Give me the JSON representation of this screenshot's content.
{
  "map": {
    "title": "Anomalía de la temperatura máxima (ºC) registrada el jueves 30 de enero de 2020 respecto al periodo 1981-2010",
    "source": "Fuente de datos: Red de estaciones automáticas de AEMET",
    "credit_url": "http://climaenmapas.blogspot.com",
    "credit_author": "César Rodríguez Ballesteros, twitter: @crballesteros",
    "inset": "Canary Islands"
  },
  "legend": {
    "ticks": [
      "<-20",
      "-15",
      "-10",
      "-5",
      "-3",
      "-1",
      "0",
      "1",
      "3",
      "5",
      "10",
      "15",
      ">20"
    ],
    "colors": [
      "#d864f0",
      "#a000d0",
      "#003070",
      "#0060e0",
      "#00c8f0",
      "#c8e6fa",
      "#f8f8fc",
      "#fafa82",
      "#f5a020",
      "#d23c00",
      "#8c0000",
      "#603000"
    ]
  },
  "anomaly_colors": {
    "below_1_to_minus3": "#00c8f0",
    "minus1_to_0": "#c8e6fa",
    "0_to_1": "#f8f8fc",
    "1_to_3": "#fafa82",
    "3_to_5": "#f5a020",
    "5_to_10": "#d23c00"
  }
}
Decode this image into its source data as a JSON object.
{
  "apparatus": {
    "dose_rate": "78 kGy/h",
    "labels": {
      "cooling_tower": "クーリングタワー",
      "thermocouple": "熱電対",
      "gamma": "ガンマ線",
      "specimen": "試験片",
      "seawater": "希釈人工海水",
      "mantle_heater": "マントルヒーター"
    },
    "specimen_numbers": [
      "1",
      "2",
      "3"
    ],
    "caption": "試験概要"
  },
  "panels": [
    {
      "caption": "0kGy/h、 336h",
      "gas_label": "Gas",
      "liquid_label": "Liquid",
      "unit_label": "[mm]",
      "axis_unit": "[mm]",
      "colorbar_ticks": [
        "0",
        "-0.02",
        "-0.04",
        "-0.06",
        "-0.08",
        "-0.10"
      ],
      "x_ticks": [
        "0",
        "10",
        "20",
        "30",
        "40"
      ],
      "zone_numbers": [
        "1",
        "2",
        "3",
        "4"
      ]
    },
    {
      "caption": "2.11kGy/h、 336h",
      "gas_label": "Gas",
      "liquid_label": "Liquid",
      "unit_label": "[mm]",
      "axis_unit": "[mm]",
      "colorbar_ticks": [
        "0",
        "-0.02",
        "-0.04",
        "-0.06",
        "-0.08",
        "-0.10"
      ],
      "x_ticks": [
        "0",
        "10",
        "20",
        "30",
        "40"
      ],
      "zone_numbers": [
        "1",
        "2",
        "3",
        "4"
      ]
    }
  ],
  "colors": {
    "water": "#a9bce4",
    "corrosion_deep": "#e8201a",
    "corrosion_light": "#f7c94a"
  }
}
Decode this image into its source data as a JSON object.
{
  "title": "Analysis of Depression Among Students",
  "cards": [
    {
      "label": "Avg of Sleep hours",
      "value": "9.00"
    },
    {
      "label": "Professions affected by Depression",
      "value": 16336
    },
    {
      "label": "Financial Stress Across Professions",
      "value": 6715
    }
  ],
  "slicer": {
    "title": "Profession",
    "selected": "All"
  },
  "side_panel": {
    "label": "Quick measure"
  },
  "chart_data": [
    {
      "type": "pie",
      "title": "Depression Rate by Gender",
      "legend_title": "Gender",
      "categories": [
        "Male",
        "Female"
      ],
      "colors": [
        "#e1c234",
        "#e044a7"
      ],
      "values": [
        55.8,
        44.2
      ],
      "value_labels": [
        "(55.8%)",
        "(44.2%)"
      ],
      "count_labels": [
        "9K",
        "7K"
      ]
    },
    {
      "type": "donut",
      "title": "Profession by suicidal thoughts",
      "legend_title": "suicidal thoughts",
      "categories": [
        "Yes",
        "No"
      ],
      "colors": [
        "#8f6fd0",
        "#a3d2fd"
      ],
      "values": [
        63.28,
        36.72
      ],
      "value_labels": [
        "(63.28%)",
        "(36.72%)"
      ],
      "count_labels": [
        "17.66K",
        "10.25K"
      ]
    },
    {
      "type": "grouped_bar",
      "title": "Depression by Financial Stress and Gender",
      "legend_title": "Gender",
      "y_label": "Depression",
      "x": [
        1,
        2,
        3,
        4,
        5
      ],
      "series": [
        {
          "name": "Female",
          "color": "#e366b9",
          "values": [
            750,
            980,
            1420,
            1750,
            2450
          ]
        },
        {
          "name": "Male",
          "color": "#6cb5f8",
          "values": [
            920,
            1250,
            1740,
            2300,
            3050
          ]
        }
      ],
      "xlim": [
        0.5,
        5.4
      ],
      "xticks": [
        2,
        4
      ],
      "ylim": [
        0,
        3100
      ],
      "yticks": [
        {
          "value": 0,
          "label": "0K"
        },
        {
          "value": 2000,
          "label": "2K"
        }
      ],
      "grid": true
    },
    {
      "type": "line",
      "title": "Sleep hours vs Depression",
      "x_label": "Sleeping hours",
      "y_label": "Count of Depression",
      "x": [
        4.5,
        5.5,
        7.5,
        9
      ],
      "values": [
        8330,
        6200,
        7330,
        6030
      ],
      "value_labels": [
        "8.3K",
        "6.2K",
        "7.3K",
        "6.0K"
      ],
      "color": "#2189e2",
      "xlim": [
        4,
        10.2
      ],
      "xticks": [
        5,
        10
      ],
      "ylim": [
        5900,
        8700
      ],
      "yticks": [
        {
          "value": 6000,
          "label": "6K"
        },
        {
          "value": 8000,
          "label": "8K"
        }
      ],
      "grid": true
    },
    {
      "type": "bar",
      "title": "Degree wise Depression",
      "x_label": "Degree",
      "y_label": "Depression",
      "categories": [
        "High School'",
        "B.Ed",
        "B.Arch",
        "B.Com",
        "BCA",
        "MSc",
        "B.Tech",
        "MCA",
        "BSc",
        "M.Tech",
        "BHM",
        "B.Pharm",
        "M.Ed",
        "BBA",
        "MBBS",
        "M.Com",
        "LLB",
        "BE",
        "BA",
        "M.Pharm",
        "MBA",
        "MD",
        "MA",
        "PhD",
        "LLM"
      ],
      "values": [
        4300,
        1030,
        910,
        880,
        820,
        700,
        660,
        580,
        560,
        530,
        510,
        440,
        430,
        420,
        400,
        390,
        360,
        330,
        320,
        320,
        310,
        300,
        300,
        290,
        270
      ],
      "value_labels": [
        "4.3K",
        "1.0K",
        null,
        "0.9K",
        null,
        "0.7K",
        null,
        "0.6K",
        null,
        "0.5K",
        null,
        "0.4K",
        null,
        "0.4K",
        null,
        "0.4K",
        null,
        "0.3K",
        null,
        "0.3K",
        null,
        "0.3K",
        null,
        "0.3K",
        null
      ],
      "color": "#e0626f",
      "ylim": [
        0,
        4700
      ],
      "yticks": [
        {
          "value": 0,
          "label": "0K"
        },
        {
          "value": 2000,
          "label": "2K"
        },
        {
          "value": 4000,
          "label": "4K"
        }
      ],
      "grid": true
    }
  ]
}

**Challenge**:
Each line above is to be repeated exactly.

**Result of this exercise**:
Give me the JSON representation of this screenshot's content.
{
  "map": {
    "title": "Anomalía de la temperatura máxima (ºC) registrada el jueves 30 de enero de 2020 respecto al periodo 1981-2010",
    "source": "Fuente de datos: Red de estaciones automáticas de AEMET",
    "credit_url": "http://climaenmapas.blogspot.com",
    "credit_author": "César Rodríguez Ballesteros, twitter: @crballesteros",
    "inset": "Canary Islands"
  },
  "legend": {
    "ticks": [
      "<-20",
      "-15",
      "-10",
      "-5",
      "-3",
      "-1",
      "0",
      "1",
      "3",
      "5",
      "10",
      "15",
      ">20"
    ],
    "colors": [
      "#d864f0",
      "#a000d0",
      "#003070",
      "#0060e0",
      "#00c8f0",
      "#c8e6fa",
      "#f8f8fc",
      "#fafa82",
      "#f5a020",
      "#d23c00",
      "#8c0000",
      "#603000"
    ]
  },
  "anomaly_colors": {
    "below_1_to_minus3": "#00c8f0",
    "minus1_to_0": "#c8e6fa",
    "0_to_1": "#f8f8fc",
    "1_to_3": "#fafa82",
    "3_to_5": "#f5a020",
    "5_to_10": "#d23c00"
  }
}
Decode this image into its source data as a JSON object.
{
  "apparatus": {
    "dose_rate": "78 kGy/h",
    "labels": {
      "cooling_tower": "クーリングタワー",
      "thermocouple": "熱電対",
      "gamma": "ガンマ線",
      "specimen": "試験片",
      "seawater": "希釈人工海水",
      "mantle_heater": "マントルヒーター"
    },
    "specimen_numbers": [
      "1",
      "2",
      "3"
    ],
    "caption": "試験概要"
  },
  "panels": [
    {
      "caption": "0kGy/h、 336h",
      "gas_label": "Gas",
      "liquid_label": "Liquid",
      "unit_label": "[mm]",
      "axis_unit": "[mm]",
      "colorbar_ticks": [
        "0",
        "-0.02",
        "-0.04",
        "-0.06",
        "-0.08",
        "-0.10"
      ],
      "x_ticks": [
        "0",
        "10",
        "20",
        "30",
        "40"
      ],
      "zone_numbers": [
        "1",
        "2",
        "3",
        "4"
      ]
    },
    {
      "caption": "2.11kGy/h、 336h",
      "gas_label": "Gas",
      "liquid_label": "Liquid",
      "unit_label": "[mm]",
      "axis_unit": "[mm]",
      "colorbar_ticks": [
        "0",
        "-0.02",
        "-0.04",
        "-0.06",
        "-0.08",
        "-0.10"
      ],
      "x_ticks": [
        "0",
        "10",
        "20",
        "30",
        "40"
      ],
      "zone_numbers": [
        "1",
        "2",
        "3",
        "4"
      ]
    }
  ],
  "colors": {
    "water": "#a9bce4",
    "corrosion_deep": "#e8201a",
    "corrosion_light": "#f7c94a"
  }
}
Decode this image into its source data as a JSON object.
{
  "title": "Analysis of Depression Among Students",
  "cards": [
    {
      "label": "Avg of Sleep hours",
      "value": "9.00"
    },
    {
      "label": "Professions affected by Depression",
      "value": 16336
    },
    {
      "label": "Financial Stress Across Professions",
      "value": 6715
    }
  ],
  "slicer": {
    "title": "Profession",
    "selected": "All"
  },
  "side_panel": {
    "label": "Quick measure"
  },
  "chart_data": [
    {
      "type": "pie",
      "title": "Depression Rate by Gender",
      "legend_title": "Gender",
      "categories": [
        "Male",
        "Female"
      ],
      "colors": [
        "#e1c234",
        "#e044a7"
      ],
      "values": [
        55.8,
        44.2
      ],
      "value_labels": [
        "(55.8%)",
        "(44.2%)"
      ],
      "count_labels": [
        "9K",
        "7K"
      ]
    },
    {
      "type": "donut",
      "title": "Profession by suicidal thoughts",
      "legend_title": "suicidal thoughts",
      "categories": [
        "Yes",
        "No"
      ],
      "colors": [
        "#8f6fd0",
        "#a3d2fd"
      ],
      "values": [
        63.28,
        36.72
      ],
      "value_labels": [
        "(63.28%)",
        "(36.72%)"
      ],
      "count_labels": [
        "17.66K",
        "10.25K"
      ]
    },
    {
      "type": "grouped_bar",
      "title": "Depression by Financial Stress and Gender",
      "legend_title": "Gender",
      "y_label": "Depression",
      "x": [
        1,
        2,
        3,
        4,
        5
      ],
      "series": [
        {
          "name": "Female",
          "color": "#e366b9",
          "values": [
            750,
            980,
            1420,
            1750,
            2450
          ]
        },
        {
          "name": "Male",
          "color": "#6cb5f8",
          "values": [
            920,
            1250,
            1740,
            2300,
            3050
          ]
        }
      ],
      "xlim": [
        0.5,
        5.4
      ],
      "xticks": [
        2,
        4
      ],
      "ylim": [
        0,
        3100
      ],
      "yticks": [
        {
          "value": 0,
          "label": "0K"
        },
        {
          "value": 2000,
          "label": "2K"
        }
      ],
      "grid": true
    },
    {
      "type": "line",
      "title": "Sleep hours vs Depression",
      "x_label": "Sleeping hours",
      "y_label": "Count of Depression",
      "x": [
        4.5,
        5.5,
        7.5,
        9
      ],
      "values": [
        8330,
        6200,
        7330,
        6030
      ],
      "value_labels": [
        "8.3K",
        "6.2K",
        "7.3K",
        "6.0K"
      ],
      "color": "#2189e2",
      "xlim": [
        4,
        10.2
      ],
      "xticks": [
        5,
        10
      ],
      "ylim": [
        5900,
        8700
      ],
      "yticks": [
        {
          "value": 6000,
          "label": "6K"
        },
        {
          "value": 8000,
          "label": "8K"
        }
      ],
      "grid": true
    },
    {
      "type": "bar",
      "title": "Degree wise Depression",
      "x_label": "Degree",
      "y_label": "Depression",
      "categories": [
        "High School'",
        "B.Ed",
        "B.Arch",
        "B.Com",
        "BCA",
        "MSc",
        "B.Tech",
        "MCA",
        "BSc",
        "M.Tech",
        "BHM",
        "B.Pharm",
        "M.Ed",
        "BBA",
        "MBBS",
        "M.Com",
        "LLB",
        "BE",
        "BA",
        "M.Pharm",
        "MBA",
        "MD",
        "MA",
        "PhD",
        "LLM"
      ],
      "values": [
        4300,
        1030,
        910,
        880,
        820,
        700,
        660,
        580,
        560,
        530,
        510,
        440,
        430,
        420,
        400,
        390,
        360,
        330,
        320,
        320,
        310,
        300,
        300,
        290,
        270
      ],
      "value_labels": [
        "4.3K",
        "1.0K",
        null,
        "0.9K",
        null,
        "0.7K",
        null,
        "0.6K",
        null,
        "0.5K",
        null,
        "0.4K",
        null,
        "0.4K",
        null,
        "0.4K",
        null,
        "0.3K",
        null,
        "0.3K",
        null,
        "0.3K",
        null,
        "0.3K",
        null
      ],
      "color": "#e0626f",
      "ylim": [
        0,
        4700
      ],
      "yticks": [
        {
          "value": 0,
          "label": "0K"
        },
        {
          "value": 2000,
          "label": "2K"
        },
        {
          "value": 4000,
          "label": "4K"
        }
      ],
      "grid": true
    }
  ]
}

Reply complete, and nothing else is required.